--- start Extracted records ---

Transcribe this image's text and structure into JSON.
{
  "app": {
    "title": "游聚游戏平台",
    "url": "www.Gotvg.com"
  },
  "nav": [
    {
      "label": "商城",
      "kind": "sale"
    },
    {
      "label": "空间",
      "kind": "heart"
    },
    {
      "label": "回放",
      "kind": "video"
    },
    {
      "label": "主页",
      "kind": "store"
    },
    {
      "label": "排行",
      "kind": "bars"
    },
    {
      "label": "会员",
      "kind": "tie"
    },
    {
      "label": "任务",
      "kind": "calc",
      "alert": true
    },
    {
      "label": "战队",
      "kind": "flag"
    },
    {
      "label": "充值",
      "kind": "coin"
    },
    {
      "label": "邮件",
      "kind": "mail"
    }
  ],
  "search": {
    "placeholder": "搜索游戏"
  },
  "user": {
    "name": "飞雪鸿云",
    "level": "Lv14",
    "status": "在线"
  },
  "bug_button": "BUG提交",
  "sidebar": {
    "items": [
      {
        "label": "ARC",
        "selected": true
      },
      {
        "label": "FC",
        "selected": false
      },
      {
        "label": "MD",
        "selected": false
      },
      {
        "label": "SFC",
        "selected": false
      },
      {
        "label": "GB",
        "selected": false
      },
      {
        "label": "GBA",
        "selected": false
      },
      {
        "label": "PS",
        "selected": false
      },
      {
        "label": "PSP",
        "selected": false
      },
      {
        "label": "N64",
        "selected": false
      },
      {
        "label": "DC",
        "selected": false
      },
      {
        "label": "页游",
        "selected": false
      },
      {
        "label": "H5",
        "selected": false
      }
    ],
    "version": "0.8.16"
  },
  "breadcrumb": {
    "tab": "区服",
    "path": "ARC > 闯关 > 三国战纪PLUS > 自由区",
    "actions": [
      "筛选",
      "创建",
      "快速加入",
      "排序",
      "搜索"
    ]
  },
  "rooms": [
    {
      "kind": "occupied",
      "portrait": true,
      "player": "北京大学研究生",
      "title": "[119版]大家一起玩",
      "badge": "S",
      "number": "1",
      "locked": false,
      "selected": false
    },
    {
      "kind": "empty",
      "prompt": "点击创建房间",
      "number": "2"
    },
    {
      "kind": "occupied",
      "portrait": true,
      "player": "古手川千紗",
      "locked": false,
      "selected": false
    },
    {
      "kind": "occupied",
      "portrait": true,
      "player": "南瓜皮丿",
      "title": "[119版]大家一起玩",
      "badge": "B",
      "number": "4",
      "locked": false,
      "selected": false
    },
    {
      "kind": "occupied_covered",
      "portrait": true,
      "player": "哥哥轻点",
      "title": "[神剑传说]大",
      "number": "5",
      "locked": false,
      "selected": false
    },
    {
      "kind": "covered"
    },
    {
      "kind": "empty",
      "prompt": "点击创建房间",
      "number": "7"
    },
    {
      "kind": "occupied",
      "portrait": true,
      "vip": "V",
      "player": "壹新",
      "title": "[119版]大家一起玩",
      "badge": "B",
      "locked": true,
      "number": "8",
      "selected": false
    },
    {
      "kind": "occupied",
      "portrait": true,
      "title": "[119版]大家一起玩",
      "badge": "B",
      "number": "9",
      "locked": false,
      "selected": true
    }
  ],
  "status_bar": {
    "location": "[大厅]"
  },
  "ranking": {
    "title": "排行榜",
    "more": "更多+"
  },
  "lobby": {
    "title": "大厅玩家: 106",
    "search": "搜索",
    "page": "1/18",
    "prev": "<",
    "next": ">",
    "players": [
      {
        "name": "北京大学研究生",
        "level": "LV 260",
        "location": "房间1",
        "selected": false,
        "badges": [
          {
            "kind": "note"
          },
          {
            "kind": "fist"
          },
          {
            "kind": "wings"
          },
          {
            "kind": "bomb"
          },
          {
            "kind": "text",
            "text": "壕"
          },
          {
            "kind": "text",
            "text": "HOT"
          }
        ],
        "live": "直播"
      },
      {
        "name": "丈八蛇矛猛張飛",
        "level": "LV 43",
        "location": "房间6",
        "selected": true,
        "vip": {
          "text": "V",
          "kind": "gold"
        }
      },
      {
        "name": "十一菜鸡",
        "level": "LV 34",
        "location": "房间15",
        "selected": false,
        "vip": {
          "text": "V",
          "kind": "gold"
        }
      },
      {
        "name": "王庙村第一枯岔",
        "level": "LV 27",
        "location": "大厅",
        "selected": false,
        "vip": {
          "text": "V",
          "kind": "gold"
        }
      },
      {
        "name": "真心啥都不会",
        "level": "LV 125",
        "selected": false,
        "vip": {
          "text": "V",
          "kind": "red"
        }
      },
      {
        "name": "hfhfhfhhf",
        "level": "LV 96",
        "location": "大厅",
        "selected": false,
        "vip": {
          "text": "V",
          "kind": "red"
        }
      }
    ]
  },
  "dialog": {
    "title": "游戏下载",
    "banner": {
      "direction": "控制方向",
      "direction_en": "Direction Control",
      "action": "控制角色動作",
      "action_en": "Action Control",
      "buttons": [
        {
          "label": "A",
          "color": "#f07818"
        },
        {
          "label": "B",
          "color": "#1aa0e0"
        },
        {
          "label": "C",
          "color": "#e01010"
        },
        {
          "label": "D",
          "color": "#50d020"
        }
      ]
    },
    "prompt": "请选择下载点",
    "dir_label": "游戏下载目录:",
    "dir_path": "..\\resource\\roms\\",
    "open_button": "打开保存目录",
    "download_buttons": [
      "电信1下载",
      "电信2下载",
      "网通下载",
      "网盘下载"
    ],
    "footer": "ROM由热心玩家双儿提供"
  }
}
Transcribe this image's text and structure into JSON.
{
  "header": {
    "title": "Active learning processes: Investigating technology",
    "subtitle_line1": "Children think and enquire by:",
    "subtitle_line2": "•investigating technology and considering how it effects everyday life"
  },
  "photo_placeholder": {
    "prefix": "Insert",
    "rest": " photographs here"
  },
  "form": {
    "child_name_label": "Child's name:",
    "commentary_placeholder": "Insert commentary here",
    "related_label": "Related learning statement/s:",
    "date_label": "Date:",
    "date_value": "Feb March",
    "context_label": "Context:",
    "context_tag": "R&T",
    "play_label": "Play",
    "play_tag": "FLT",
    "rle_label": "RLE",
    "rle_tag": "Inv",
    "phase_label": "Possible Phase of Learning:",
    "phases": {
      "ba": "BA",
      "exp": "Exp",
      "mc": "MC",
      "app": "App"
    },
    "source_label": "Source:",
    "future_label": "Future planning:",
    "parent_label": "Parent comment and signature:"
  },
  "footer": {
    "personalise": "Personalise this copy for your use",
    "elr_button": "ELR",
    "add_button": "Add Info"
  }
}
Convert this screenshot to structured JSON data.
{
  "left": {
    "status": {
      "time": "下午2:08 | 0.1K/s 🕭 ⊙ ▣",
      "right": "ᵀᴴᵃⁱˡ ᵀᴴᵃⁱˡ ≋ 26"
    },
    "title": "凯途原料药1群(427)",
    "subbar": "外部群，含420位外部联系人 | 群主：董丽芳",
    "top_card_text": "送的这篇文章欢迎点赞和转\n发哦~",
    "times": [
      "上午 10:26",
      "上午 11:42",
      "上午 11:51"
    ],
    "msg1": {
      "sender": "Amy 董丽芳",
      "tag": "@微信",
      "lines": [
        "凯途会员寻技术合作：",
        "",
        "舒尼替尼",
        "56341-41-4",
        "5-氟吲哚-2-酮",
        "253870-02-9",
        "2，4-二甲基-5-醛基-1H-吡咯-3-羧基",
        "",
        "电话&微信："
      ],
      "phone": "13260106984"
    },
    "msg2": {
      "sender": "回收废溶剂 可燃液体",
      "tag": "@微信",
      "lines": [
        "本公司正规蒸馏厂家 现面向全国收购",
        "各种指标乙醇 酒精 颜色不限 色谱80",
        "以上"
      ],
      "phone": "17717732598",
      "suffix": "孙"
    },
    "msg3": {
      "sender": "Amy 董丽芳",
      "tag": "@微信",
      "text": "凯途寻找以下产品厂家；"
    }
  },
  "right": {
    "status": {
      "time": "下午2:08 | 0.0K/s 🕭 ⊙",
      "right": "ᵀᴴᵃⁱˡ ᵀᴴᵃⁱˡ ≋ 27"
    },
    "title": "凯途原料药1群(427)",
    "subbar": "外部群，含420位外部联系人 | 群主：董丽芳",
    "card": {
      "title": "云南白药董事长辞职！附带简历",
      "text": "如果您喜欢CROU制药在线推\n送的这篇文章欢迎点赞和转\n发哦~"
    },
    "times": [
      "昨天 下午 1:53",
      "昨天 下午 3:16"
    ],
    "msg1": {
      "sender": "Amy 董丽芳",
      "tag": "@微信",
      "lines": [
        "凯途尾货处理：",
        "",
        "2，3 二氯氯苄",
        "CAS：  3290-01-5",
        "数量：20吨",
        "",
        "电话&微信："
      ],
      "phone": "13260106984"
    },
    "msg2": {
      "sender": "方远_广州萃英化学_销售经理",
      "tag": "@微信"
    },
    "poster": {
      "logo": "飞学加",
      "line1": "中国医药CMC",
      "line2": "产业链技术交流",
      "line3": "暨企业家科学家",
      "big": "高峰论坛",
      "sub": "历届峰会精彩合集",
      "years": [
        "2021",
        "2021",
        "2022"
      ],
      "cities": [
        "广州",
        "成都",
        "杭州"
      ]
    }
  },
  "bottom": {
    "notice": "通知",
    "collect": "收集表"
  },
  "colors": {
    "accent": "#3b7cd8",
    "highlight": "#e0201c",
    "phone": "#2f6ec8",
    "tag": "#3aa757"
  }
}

--- end Extracted records ---

# [Request]
Only the number is required: the count of lines containing the word "technology".

# [Solution to this task]
2